>> begin Data for the task
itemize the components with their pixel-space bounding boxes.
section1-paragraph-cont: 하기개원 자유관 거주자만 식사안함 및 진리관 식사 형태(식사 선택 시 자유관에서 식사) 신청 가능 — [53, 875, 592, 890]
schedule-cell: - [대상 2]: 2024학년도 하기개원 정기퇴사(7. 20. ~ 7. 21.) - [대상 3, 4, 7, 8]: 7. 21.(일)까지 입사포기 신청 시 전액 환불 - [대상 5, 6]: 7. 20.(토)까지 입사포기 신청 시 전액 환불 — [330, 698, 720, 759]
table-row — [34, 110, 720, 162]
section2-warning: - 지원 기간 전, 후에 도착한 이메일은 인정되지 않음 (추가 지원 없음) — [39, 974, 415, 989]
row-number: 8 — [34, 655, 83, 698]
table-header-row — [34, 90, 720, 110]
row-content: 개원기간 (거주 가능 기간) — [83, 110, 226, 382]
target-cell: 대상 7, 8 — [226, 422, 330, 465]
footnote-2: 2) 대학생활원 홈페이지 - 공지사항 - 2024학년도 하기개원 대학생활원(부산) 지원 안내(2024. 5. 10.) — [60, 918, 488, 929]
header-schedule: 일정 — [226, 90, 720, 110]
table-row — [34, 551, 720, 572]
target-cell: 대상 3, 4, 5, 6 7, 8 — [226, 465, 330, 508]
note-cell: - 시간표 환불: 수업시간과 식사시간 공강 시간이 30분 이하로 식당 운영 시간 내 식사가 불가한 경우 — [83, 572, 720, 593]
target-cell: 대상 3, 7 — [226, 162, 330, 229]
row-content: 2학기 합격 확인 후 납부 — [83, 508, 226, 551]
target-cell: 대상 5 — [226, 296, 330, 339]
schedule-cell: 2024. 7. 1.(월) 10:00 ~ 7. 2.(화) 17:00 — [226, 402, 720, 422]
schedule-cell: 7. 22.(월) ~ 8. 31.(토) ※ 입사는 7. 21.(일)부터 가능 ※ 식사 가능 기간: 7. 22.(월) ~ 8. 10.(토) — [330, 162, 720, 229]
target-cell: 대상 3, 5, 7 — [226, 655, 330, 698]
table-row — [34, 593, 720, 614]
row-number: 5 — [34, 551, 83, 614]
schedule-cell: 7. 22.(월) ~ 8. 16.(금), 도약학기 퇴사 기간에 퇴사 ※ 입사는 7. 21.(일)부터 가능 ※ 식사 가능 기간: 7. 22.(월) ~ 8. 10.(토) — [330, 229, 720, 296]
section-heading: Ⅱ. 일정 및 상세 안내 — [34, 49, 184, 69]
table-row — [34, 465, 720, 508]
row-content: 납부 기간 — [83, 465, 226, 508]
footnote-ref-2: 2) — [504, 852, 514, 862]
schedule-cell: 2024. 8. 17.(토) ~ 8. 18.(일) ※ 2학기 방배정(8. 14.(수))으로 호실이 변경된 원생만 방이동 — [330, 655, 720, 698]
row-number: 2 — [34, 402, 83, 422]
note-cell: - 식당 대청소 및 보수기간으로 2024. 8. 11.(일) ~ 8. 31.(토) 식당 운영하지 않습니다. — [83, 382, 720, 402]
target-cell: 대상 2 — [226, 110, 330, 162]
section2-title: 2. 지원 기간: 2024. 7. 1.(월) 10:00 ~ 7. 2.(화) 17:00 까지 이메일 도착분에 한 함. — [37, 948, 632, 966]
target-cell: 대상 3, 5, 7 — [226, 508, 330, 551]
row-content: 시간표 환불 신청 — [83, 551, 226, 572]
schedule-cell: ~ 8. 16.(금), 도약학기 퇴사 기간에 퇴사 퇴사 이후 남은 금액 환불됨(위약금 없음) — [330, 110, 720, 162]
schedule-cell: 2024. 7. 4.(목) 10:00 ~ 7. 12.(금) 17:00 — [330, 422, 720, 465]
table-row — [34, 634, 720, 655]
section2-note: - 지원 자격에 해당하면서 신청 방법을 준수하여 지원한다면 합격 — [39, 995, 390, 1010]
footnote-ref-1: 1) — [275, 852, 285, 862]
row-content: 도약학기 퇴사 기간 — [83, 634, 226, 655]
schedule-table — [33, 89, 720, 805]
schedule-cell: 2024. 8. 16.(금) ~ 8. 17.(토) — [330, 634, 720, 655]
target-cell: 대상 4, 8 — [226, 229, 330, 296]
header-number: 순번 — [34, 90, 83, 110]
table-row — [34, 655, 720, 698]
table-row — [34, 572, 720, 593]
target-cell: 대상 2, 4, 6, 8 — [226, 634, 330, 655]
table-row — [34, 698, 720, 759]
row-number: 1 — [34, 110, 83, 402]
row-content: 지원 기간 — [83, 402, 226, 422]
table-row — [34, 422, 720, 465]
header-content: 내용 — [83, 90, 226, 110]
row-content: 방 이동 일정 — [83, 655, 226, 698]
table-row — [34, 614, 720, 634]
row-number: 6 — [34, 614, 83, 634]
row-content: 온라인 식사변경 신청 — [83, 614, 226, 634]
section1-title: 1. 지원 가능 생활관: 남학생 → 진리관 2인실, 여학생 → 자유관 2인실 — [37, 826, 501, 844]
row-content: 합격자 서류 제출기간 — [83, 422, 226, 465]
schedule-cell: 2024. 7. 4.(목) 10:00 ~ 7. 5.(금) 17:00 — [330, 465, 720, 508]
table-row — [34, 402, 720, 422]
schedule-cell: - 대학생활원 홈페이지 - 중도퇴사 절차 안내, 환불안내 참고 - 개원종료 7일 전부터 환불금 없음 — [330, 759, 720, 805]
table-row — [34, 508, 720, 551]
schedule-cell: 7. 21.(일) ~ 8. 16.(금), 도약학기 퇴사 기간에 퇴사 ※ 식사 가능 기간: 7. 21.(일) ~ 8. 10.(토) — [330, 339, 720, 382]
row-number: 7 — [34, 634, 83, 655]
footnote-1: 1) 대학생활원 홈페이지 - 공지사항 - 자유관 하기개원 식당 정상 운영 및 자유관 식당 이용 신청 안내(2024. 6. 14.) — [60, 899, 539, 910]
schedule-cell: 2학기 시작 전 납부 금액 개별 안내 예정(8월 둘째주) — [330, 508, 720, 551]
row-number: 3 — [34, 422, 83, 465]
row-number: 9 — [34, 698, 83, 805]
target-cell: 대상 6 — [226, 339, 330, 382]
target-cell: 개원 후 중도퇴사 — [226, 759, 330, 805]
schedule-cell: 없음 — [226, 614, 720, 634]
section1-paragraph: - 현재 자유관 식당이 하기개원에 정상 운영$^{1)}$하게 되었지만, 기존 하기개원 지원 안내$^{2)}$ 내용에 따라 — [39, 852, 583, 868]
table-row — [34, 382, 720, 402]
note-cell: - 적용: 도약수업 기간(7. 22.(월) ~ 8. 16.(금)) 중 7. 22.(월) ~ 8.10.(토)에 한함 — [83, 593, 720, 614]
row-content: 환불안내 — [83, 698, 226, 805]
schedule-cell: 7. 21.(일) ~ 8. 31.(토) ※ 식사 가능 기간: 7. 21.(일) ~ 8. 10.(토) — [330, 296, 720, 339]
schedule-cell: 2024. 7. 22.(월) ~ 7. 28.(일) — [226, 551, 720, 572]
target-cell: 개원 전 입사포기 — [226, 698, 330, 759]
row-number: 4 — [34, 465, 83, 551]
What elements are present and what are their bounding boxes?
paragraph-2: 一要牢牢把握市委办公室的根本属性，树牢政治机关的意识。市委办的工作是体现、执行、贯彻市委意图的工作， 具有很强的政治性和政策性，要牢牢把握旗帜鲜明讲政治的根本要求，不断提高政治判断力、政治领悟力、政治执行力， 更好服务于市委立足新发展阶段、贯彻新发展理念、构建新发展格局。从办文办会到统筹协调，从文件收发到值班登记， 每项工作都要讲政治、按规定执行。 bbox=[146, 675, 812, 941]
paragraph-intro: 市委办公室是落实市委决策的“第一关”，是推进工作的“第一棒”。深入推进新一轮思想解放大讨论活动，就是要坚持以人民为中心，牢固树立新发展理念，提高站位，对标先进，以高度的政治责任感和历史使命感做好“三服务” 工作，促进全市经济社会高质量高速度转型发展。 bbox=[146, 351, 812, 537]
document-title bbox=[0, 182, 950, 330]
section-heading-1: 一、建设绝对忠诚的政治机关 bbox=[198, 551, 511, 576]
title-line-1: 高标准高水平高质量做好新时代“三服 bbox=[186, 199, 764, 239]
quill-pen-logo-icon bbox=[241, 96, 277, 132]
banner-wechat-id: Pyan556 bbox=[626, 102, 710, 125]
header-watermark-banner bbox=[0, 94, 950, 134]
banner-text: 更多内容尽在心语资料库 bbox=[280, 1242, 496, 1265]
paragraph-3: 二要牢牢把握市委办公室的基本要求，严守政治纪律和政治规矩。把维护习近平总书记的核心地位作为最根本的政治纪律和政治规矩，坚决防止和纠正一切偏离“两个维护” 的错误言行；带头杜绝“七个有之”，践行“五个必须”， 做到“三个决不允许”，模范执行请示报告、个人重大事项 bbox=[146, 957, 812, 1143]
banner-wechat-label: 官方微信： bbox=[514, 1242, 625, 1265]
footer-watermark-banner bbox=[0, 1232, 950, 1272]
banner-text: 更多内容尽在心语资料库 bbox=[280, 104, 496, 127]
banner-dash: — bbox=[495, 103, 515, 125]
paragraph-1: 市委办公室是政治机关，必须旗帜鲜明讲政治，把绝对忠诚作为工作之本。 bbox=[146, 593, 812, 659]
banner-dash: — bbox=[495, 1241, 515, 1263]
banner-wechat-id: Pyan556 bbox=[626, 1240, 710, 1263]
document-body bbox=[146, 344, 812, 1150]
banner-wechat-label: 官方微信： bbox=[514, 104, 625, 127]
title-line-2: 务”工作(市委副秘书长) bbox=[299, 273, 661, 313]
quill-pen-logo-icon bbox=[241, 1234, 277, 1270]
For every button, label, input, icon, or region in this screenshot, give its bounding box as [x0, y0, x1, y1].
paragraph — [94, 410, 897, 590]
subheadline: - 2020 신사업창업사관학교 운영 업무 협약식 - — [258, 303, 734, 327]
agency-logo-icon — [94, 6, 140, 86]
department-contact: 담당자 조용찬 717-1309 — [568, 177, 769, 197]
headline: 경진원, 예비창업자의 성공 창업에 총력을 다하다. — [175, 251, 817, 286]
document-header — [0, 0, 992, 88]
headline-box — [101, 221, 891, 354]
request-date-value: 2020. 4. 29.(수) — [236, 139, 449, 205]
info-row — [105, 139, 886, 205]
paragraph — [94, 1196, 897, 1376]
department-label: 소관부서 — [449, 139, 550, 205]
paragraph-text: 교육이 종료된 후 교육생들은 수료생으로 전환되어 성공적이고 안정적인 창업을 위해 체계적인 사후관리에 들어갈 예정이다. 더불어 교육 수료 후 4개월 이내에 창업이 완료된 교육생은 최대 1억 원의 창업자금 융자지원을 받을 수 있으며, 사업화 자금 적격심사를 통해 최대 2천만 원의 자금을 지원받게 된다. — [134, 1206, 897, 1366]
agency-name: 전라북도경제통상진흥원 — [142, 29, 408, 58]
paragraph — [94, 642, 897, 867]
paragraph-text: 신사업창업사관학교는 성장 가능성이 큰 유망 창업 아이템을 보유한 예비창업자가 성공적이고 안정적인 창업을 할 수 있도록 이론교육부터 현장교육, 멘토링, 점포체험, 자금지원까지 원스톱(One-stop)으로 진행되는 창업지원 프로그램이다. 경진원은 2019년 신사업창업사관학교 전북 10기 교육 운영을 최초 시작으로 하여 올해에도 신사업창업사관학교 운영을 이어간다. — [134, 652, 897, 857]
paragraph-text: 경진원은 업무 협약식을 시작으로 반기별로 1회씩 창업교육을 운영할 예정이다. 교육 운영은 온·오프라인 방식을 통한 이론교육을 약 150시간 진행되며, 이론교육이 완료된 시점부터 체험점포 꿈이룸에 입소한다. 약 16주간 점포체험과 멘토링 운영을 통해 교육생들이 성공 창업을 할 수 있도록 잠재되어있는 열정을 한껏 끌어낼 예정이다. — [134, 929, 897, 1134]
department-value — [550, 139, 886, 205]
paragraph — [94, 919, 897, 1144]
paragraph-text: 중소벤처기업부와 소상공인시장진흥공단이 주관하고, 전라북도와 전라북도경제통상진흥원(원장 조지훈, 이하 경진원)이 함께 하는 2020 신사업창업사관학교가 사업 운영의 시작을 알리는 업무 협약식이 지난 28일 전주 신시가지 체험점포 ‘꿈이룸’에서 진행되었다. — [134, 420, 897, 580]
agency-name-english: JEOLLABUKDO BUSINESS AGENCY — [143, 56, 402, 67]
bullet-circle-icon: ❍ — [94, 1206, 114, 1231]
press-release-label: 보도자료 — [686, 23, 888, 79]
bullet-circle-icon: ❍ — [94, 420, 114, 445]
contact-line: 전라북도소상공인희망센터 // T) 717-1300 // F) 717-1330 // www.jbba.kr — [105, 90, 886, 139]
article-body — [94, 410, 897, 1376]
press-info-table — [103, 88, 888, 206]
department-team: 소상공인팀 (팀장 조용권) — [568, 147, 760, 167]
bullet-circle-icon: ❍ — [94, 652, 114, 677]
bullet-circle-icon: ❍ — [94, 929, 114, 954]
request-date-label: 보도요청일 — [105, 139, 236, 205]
>> end Data for the task
_Stated problem:_
Copy out, exactly, everything from the start of the material down to and including the line that contains "section1-paragraph-cont: 하기개원 자유관".

_Result of the exercise:_
itemize the components with their pixel-space bounding boxes.
section1-paragraph-cont: 하기개원 자유관 거주자만 식사안함 및 진리관 식사 형태(식사 선택 시 자유관에서 식사) 신청 가능 — [53, 875, 592, 890]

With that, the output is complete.